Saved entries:

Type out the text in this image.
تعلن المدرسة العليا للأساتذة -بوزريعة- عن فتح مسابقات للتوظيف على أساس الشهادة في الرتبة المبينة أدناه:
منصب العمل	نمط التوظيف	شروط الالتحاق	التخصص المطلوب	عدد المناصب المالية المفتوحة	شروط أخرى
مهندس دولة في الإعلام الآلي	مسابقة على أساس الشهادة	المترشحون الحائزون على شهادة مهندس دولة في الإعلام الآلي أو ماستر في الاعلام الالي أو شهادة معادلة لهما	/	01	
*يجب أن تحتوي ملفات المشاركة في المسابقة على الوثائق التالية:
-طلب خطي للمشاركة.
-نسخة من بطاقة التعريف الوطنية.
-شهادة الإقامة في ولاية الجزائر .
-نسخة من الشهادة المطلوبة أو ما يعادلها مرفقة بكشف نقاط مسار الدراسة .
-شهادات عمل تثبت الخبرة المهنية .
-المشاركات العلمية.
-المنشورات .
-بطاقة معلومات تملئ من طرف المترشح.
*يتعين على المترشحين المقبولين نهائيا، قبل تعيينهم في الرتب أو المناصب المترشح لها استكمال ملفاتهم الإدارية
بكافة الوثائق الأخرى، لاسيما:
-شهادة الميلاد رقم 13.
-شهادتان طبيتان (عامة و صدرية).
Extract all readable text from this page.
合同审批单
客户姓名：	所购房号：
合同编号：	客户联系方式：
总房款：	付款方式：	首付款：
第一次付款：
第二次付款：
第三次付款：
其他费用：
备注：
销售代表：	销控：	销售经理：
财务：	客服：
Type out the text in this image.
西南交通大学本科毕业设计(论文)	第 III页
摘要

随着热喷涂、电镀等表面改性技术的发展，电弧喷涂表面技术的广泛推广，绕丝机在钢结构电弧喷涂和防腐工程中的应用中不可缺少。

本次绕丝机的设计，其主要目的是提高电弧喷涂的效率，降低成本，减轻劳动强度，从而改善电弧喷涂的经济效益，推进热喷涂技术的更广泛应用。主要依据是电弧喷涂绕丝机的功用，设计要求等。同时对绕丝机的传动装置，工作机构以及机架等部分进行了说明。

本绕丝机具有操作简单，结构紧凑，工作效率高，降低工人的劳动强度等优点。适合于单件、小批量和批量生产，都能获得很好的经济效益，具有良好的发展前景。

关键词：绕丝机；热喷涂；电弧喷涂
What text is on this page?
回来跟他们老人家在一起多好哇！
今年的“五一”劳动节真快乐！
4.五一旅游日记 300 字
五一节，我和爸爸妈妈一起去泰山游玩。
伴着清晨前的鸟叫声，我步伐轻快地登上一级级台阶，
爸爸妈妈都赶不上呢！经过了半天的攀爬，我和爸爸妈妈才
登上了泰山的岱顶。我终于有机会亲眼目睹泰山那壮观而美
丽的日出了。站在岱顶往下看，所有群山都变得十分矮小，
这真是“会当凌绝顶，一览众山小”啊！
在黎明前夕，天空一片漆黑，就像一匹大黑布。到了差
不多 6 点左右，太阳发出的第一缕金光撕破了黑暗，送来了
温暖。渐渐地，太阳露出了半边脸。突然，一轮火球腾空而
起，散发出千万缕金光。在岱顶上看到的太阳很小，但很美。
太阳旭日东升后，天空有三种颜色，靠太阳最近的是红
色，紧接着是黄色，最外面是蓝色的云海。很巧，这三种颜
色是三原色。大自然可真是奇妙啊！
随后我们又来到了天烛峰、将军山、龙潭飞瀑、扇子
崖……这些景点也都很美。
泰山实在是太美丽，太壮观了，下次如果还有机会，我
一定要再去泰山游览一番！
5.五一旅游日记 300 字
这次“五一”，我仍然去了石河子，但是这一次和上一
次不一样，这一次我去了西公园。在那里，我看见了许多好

Task description:
Check each line of the records for "page" and copy the ones that contain it.

Answer below:
Extract all readable text from this page.
What text is on this page?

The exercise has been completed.